What is being asked.
Find each line that has the string "ball" and give the total, with nothing else.

○ ○ ○

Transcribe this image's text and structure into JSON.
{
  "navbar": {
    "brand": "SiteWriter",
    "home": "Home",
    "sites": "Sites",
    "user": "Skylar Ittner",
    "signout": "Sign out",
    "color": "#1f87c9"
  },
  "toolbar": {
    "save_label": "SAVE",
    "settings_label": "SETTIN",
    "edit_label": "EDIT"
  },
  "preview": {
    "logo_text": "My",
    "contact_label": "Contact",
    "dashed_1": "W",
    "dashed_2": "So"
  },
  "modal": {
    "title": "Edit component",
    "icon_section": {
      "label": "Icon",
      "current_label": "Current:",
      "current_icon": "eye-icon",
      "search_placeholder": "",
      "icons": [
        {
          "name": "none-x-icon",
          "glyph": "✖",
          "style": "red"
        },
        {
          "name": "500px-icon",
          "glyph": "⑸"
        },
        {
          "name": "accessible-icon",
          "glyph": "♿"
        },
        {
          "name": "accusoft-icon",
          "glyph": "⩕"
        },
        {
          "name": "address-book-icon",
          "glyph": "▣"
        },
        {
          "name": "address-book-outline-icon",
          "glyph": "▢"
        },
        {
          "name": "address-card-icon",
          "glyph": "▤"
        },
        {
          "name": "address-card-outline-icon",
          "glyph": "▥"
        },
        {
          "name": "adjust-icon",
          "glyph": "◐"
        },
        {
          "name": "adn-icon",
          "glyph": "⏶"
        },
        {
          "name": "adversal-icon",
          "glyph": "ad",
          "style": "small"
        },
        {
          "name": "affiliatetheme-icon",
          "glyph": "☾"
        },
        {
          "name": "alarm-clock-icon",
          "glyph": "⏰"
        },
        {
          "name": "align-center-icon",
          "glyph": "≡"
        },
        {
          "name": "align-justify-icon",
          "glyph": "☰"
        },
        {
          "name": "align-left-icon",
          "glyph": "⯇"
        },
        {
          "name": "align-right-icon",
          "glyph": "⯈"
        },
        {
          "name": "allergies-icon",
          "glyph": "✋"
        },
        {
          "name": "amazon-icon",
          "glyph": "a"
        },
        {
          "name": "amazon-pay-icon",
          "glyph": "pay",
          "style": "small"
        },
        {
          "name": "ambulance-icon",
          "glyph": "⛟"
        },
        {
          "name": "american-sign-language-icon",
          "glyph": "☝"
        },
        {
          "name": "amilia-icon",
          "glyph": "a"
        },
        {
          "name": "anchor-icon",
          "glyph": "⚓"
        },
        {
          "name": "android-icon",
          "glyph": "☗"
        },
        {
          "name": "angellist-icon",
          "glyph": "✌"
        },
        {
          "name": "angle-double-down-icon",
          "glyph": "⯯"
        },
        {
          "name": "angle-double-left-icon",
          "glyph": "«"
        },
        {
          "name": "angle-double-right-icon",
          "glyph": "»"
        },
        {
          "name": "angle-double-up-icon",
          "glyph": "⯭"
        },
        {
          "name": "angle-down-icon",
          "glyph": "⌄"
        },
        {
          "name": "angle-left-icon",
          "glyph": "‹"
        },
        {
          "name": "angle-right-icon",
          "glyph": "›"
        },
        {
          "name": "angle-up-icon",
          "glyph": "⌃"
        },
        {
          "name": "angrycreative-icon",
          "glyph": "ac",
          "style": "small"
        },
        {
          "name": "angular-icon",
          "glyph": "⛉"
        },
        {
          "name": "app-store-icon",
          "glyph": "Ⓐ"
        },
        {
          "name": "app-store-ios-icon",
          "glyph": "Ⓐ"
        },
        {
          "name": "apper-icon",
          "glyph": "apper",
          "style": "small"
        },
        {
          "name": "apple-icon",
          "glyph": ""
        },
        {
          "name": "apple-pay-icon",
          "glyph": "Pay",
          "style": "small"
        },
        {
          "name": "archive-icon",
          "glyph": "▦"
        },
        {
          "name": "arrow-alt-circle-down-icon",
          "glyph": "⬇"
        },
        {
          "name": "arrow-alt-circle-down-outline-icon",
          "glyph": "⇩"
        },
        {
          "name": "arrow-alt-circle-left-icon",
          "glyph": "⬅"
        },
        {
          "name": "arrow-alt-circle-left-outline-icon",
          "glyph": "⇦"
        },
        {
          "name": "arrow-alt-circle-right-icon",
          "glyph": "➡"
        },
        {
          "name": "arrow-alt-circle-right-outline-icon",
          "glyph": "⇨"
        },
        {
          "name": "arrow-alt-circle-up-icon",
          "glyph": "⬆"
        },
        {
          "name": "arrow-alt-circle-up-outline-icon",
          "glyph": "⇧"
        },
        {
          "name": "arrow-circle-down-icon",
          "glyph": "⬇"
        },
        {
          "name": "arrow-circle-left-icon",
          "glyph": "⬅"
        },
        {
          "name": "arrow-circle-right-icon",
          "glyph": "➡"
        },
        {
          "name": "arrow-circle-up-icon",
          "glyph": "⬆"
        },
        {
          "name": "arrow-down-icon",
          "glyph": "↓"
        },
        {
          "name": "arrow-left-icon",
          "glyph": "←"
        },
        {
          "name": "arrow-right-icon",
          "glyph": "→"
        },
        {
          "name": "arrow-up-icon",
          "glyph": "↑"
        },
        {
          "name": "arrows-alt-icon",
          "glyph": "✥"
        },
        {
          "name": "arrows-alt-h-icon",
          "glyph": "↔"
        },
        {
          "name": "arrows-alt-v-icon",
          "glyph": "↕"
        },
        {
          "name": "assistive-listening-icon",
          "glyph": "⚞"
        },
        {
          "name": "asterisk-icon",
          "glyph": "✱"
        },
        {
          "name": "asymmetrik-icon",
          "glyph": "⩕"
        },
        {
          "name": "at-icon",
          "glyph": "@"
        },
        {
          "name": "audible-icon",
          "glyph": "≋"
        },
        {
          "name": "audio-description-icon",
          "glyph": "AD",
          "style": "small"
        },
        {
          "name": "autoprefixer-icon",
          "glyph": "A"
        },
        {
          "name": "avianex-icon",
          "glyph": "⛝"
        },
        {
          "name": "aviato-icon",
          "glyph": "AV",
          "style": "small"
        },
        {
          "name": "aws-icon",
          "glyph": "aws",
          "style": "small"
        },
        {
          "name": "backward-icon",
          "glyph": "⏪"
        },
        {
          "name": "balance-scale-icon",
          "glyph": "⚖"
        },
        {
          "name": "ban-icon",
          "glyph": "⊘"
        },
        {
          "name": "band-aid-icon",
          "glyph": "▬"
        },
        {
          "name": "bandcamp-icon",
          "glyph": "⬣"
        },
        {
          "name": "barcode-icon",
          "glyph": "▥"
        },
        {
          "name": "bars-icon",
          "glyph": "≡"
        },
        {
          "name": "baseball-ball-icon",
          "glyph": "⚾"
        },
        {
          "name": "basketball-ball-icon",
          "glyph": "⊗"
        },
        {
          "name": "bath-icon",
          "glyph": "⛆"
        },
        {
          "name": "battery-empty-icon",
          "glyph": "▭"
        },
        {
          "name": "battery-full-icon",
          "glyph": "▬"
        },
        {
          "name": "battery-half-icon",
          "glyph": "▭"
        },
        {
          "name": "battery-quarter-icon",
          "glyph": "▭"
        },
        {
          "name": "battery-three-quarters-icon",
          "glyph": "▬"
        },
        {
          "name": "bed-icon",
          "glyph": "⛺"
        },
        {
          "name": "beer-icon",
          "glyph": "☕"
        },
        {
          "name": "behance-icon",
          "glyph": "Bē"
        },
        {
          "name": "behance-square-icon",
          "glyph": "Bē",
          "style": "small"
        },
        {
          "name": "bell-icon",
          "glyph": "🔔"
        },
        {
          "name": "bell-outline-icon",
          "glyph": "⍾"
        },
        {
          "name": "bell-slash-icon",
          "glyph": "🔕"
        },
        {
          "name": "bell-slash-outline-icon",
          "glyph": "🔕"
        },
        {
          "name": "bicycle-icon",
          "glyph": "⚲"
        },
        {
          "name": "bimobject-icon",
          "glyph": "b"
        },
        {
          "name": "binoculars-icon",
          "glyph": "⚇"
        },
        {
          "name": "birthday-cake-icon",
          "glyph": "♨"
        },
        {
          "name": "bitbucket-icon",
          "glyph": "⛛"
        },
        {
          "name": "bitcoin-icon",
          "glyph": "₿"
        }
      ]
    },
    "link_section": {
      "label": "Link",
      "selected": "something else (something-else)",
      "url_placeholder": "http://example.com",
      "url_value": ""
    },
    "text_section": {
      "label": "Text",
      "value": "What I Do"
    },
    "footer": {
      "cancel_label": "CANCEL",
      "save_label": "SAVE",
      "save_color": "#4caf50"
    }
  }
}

○ ○ ○

Full answer.
2